-- Start of DATA PROVIDED --

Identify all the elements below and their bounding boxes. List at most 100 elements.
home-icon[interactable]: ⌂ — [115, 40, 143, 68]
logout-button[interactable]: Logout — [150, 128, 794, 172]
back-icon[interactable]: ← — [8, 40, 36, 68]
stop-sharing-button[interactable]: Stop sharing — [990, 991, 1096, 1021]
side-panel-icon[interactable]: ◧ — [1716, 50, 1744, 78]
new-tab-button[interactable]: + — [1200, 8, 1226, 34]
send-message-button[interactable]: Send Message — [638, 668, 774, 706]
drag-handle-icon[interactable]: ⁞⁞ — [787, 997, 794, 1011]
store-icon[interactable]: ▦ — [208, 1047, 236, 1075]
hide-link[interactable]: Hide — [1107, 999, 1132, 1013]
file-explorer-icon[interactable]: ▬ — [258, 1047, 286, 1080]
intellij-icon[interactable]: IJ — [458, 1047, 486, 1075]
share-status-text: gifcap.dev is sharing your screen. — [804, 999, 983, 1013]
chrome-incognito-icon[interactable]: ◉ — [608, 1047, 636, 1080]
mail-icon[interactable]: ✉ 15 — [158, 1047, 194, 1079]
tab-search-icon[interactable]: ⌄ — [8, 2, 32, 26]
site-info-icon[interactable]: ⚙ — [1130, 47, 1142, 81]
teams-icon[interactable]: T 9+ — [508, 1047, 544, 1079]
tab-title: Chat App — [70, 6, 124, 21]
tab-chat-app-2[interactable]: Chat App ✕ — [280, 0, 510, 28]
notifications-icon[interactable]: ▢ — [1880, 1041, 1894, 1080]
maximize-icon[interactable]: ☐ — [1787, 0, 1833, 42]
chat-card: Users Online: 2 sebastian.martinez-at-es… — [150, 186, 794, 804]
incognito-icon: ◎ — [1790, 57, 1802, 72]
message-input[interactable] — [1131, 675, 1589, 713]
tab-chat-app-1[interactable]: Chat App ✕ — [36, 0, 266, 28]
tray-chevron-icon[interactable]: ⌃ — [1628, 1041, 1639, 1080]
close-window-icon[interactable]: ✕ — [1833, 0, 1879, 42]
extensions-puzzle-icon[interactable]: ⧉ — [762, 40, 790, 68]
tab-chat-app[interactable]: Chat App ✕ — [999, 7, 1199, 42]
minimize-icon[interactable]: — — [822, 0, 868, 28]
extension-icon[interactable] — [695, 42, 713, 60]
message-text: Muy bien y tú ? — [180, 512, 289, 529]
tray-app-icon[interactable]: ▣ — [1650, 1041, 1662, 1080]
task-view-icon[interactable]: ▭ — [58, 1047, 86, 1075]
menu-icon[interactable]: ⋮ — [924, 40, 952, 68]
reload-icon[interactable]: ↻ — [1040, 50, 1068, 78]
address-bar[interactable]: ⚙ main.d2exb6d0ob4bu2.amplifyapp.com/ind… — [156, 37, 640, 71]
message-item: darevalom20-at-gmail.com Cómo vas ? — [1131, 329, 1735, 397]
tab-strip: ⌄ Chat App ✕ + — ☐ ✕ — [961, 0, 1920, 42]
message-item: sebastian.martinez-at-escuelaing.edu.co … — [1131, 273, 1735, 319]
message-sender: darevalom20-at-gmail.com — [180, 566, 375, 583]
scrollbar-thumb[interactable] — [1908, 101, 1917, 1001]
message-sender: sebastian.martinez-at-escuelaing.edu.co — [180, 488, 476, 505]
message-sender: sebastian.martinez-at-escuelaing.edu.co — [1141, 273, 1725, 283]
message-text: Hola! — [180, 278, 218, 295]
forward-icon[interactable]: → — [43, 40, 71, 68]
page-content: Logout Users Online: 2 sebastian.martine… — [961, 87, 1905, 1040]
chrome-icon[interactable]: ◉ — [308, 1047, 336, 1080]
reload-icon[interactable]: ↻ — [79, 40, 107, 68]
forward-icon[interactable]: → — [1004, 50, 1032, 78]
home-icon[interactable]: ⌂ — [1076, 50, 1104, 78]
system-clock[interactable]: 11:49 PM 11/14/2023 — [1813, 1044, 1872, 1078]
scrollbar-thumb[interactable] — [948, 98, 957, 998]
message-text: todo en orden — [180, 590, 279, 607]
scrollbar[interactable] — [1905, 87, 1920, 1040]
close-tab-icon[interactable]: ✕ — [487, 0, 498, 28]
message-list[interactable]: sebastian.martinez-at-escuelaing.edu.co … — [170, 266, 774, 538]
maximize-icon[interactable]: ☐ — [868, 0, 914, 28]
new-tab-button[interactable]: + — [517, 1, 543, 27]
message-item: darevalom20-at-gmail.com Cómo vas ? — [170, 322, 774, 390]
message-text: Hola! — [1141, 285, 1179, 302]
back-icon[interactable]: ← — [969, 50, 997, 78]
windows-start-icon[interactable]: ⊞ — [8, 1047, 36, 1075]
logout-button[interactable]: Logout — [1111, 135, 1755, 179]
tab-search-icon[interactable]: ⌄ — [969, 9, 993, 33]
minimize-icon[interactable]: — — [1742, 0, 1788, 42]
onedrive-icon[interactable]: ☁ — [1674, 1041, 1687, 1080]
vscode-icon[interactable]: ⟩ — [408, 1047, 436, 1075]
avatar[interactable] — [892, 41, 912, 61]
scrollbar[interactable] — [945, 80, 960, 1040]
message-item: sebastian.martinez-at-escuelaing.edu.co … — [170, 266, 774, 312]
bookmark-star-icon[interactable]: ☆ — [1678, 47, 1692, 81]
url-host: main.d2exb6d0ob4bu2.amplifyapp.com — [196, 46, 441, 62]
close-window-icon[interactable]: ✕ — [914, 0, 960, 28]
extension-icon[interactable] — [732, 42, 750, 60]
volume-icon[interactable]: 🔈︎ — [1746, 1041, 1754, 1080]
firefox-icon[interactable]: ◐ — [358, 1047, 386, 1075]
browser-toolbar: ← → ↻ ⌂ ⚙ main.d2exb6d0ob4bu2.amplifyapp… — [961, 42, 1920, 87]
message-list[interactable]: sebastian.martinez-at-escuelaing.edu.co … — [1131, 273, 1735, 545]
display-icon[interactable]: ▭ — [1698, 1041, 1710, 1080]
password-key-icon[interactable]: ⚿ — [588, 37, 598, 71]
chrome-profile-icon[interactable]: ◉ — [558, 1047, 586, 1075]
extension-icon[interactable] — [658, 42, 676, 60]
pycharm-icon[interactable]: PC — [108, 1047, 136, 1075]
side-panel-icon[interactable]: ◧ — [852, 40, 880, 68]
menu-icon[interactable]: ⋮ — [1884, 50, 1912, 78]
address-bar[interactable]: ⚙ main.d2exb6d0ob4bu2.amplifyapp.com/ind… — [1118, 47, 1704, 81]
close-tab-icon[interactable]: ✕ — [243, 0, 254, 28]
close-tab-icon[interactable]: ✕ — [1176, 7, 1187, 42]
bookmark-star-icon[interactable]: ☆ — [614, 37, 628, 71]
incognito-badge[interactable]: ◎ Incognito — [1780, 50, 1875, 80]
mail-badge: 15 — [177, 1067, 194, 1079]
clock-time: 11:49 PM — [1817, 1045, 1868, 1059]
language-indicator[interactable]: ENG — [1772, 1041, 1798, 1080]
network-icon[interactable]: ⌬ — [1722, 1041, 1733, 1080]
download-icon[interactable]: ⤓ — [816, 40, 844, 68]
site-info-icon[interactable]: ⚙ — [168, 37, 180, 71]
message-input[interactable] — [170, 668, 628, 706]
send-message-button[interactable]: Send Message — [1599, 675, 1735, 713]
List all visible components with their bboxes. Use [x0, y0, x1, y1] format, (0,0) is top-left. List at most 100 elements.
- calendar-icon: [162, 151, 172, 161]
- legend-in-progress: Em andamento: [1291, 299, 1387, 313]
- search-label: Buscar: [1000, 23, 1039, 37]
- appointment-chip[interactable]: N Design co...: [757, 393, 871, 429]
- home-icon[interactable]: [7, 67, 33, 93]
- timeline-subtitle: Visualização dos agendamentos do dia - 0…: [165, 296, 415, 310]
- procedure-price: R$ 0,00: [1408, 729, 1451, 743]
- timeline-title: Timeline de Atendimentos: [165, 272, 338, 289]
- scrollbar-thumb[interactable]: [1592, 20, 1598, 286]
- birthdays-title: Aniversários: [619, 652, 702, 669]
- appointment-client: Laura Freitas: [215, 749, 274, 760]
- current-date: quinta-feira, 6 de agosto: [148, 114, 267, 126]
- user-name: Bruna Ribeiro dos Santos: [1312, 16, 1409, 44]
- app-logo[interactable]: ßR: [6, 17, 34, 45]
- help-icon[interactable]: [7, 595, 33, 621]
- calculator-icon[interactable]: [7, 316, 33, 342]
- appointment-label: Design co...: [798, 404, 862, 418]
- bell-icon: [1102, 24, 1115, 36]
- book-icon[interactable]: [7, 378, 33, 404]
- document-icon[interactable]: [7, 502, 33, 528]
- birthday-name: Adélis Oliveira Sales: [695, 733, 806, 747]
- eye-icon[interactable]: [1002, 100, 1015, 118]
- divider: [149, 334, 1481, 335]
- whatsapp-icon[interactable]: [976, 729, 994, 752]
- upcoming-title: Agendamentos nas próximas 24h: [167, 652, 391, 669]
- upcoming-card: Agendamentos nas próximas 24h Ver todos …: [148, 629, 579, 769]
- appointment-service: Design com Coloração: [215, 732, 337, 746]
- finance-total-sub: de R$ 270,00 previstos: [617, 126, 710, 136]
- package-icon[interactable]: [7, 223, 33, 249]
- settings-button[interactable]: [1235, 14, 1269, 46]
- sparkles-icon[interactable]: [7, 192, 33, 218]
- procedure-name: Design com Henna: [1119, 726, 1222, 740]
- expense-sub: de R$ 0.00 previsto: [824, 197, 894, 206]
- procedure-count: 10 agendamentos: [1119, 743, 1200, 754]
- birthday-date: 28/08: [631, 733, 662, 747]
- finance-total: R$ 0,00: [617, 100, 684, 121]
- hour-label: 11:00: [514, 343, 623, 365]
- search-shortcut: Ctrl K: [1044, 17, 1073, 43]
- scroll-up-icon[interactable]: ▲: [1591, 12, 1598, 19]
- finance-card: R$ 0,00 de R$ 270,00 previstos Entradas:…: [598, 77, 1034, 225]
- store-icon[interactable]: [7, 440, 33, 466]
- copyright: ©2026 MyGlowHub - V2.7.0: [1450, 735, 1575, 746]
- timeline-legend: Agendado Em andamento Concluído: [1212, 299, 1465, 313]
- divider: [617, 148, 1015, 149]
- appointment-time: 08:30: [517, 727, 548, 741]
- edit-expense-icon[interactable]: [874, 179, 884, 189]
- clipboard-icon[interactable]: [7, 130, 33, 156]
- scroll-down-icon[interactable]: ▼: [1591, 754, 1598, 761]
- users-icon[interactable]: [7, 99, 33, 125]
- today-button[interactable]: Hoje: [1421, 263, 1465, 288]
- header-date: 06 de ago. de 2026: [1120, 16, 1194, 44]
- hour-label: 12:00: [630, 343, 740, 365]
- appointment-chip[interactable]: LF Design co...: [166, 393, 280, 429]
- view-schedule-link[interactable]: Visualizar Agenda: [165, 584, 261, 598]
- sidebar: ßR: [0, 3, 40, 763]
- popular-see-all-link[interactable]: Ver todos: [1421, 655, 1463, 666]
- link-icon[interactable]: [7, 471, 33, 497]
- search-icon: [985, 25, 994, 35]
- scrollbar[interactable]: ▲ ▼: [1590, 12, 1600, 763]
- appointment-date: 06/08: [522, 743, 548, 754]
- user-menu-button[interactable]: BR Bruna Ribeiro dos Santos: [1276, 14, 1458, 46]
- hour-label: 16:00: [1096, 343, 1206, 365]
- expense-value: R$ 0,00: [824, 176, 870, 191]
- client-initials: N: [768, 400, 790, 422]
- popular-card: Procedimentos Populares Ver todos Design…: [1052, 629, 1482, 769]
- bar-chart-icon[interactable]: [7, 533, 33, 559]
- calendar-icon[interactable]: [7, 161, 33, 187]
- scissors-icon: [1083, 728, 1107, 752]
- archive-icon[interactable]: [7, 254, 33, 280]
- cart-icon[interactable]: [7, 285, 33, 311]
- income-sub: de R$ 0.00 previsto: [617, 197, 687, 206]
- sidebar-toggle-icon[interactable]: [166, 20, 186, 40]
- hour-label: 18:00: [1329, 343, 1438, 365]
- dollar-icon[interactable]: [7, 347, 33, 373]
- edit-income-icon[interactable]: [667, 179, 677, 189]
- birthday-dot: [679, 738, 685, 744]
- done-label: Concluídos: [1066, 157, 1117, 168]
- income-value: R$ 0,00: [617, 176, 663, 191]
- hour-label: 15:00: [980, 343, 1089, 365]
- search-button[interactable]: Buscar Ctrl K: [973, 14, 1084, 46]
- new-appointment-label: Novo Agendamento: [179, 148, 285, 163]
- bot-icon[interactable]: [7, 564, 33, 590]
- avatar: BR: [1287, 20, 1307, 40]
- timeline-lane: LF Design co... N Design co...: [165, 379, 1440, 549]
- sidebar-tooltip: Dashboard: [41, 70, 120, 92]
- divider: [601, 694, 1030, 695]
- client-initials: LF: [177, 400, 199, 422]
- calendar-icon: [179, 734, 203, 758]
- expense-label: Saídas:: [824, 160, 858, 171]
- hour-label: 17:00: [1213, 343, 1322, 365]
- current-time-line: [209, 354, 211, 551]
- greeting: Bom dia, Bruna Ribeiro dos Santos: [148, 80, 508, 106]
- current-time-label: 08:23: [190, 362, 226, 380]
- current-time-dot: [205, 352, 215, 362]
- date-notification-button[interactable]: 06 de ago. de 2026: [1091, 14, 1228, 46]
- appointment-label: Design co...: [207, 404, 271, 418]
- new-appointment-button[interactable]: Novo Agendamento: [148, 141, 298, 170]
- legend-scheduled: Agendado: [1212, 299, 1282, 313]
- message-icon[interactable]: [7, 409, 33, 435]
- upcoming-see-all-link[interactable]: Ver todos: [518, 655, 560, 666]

-- End of DATA PROVIDED --

Extract the lines above word for word, from the first line through the line containing "drag-handle-icon[interactable]: ⁞⁞ —", including both of those lines.

ANSWER TO THE EXERCISE →
Identify all the elements below and their bounding boxes. List at most 100 elements.
home-icon[interactable]: ⌂ — [115, 40, 143, 68]
logout-button[interactable]: Logout — [150, 128, 794, 172]
back-icon[interactable]: ← — [8, 40, 36, 68]
stop-sharing-button[interactable]: Stop sharing — [990, 991, 1096, 1021]
side-panel-icon[interactable]: ◧ — [1716, 50, 1744, 78]
new-tab-button[interactable]: + — [1200, 8, 1226, 34]
send-message-button[interactable]: Send Message — [638, 668, 774, 706]
drag-handle-icon[interactable]: ⁞⁞ — [787, 997, 794, 1011]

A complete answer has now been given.